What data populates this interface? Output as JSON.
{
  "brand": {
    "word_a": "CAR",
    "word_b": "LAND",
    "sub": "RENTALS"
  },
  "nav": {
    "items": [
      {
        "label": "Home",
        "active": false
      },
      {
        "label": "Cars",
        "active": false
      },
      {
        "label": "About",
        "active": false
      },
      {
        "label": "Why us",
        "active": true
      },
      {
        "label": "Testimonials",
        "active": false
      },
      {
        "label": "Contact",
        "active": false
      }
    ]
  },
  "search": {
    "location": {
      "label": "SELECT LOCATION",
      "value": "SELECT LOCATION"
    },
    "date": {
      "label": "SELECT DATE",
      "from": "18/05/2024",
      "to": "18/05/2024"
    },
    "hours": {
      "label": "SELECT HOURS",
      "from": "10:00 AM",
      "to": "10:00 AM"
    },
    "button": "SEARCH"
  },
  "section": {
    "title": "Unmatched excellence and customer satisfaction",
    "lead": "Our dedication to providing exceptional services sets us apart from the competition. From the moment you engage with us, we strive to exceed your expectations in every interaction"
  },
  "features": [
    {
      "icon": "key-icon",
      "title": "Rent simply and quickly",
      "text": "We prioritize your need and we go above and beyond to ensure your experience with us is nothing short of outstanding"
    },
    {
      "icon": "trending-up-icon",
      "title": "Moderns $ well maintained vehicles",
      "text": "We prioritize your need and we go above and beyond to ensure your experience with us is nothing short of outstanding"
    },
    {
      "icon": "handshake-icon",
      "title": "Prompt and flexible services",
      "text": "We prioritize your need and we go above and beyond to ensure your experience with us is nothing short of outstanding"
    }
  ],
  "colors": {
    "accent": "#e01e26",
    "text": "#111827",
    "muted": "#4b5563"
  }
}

--------------------

* **TASK GOAL**: Scan the data above; copy every line where "from" appears.

* **RESULT**:
      "from": "18/05/2024",
      "from": "10:00 AM",
    "lead": "Our dedication to providing exceptional services sets us apart from the competition. From the moment you engage with us, we strive to exceed your expectations in every interaction"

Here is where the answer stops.